═══ DATASET ROWS ═══
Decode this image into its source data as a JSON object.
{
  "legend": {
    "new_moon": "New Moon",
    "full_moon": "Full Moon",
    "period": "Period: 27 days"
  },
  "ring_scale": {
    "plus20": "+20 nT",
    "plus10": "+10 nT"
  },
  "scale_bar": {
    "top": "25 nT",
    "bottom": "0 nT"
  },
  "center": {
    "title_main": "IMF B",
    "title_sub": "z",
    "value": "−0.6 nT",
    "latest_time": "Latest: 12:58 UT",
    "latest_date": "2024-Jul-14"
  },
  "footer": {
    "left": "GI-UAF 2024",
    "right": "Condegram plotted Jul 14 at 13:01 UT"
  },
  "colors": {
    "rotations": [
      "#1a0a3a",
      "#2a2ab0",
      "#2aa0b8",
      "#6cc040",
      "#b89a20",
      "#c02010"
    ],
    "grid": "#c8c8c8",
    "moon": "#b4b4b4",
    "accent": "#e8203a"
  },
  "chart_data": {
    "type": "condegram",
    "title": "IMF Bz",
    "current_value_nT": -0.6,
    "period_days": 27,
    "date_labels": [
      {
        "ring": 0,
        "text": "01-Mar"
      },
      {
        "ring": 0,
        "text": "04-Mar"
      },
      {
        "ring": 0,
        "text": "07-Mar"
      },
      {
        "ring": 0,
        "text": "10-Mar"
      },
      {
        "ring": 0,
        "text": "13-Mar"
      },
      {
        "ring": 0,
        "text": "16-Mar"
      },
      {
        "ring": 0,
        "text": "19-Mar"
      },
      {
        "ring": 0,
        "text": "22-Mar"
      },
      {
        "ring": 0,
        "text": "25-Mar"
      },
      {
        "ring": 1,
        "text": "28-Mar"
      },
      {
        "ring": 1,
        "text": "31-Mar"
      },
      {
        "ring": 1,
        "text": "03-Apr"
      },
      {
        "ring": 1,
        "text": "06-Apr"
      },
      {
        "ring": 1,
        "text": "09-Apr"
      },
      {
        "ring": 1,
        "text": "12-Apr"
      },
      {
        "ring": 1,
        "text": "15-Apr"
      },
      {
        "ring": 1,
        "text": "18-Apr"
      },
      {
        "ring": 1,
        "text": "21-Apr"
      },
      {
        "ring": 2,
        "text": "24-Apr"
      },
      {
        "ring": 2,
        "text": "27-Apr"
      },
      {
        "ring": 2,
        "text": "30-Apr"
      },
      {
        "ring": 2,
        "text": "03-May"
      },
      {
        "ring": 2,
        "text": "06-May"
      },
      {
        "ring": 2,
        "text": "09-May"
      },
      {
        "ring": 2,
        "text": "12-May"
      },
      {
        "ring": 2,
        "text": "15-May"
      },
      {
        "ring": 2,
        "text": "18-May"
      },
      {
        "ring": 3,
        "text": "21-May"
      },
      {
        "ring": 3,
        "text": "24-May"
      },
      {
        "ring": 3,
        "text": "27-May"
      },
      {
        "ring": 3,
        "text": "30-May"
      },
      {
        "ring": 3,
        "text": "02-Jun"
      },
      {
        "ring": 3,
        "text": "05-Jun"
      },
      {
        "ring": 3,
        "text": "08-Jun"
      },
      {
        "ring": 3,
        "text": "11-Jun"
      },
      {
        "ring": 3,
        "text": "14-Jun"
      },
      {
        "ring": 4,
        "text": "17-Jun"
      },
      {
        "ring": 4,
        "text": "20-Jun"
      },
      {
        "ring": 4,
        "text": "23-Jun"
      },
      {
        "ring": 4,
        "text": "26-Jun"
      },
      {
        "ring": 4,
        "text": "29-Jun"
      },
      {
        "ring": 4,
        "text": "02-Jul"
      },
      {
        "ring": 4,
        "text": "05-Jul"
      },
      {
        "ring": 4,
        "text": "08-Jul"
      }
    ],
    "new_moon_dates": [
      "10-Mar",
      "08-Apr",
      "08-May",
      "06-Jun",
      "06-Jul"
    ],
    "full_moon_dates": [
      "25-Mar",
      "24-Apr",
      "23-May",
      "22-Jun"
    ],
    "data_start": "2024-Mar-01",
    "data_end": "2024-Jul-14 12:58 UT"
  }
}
═══
| PROBLEM TO WORK ON |
Repeat the material above in full, keeping every word.

| ANSWER TO THE TASK |
Decode this image into its source data as a JSON object.
{
  "legend": {
    "new_moon": "New Moon",
    "full_moon": "Full Moon",
    "period": "Period: 27 days"
  },
  "ring_scale": {
    "plus20": "+20 nT",
    "plus10": "+10 nT"
  },
  "scale_bar": {
    "top": "25 nT",
    "bottom": "0 nT"
  },
  "center": {
    "title_main": "IMF B",
    "title_sub": "z",
    "value": "−0.6 nT",
    "latest_time": "Latest: 12:58 UT",
    "latest_date": "2024-Jul-14"
  },
  "footer": {
    "left": "GI-UAF 2024",
    "right": "Condegram plotted Jul 14 at 13:01 UT"
  },
  "colors": {
    "rotations": [
      "#1a0a3a",
      "#2a2ab0",
      "#2aa0b8",
      "#6cc040",
      "#b89a20",
      "#c02010"
    ],
    "grid": "#c8c8c8",
    "moon": "#b4b4b4",
    "accent": "#e8203a"
  },
  "chart_data": {
    "type": "condegram",
    "title": "IMF Bz",
    "current_value_nT": -0.6,
    "period_days": 27,
    "date_labels": [
      {
        "ring": 0,
        "text": "01-Mar"
      },
      {
        "ring": 0,
        "text": "04-Mar"
      },
      {
        "ring": 0,
        "text": "07-Mar"
      },
      {
        "ring": 0,
        "text": "10-Mar"
      },
      {
        "ring": 0,
        "text": "13-Mar"
      },
      {
        "ring": 0,
        "text": "16-Mar"
      },
      {
        "ring": 0,
        "text": "19-Mar"
      },
      {
        "ring": 0,
        "text": "22-Mar"
      },
      {
        "ring": 0,
        "text": "25-Mar"
      },
      {
        "ring": 1,
        "text": "28-Mar"
      },
      {
        "ring": 1,
        "text": "31-Mar"
      },
      {
        "ring": 1,
        "text": "03-Apr"
      },
      {
        "ring": 1,
        "text": "06-Apr"
      },
      {
        "ring": 1,
        "text": "09-Apr"
      },
      {
        "ring": 1,
        "text": "12-Apr"
      },
      {
        "ring": 1,
        "text": "15-Apr"
      },
      {
        "ring": 1,
        "text": "18-Apr"
      },
      {
        "ring": 1,
        "text": "21-Apr"
      },
      {
        "ring": 2,
        "text": "24-Apr"
      },
      {
        "ring": 2,
        "text": "27-Apr"
      },
      {
        "ring": 2,
        "text": "30-Apr"
      },
      {
        "ring": 2,
        "text": "03-May"
      },
      {
        "ring": 2,
        "text": "06-May"
      },
      {
        "ring": 2,
        "text": "09-May"
      },
      {
        "ring": 2,
        "text": "12-May"
      },
      {
        "ring": 2,
        "text": "15-May"
      },
      {
        "ring": 2,
        "text": "18-May"
      },
      {
        "ring": 3,
        "text": "21-May"
      },
      {
        "ring": 3,
        "text": "24-May"
      },
      {
        "ring": 3,
        "text": "27-May"
      },
      {
        "ring": 3,
        "text": "30-May"
      },
      {
        "ring": 3,
        "text": "02-Jun"
      },
      {
        "ring": 3,
        "text": "05-Jun"
      },
      {
        "ring": 3,
        "text": "08-Jun"
      },
      {
        "ring": 3,
        "text": "11-Jun"
      },
      {
        "ring": 3,
        "text": "14-Jun"
      },
      {
        "ring": 4,
        "text": "17-Jun"
      },
      {
        "ring": 4,
        "text": "20-Jun"
      },
      {
        "ring": 4,
        "text": "23-Jun"
      },
      {
        "ring": 4,
        "text": "26-Jun"
      },
      {
        "ring": 4,
        "text": "29-Jun"
      },
      {
        "ring": 4,
        "text": "02-Jul"
      },
      {
        "ring": 4,
        "text": "05-Jul"
      },
      {
        "ring": 4,
        "text": "08-Jul"
      }
    ],
    "new_moon_dates": [
      "10-Mar",
      "08-Apr",
      "08-May",
      "06-Jun",
      "06-Jul"
    ],
    "full_moon_dates": [
      "25-Mar",
      "24-Apr",
      "23-May",
      "22-Jun"
    ],
    "data_start": "2024-Mar-01",
    "data_end": "2024-Jul-14 12:58 UT"
  }
}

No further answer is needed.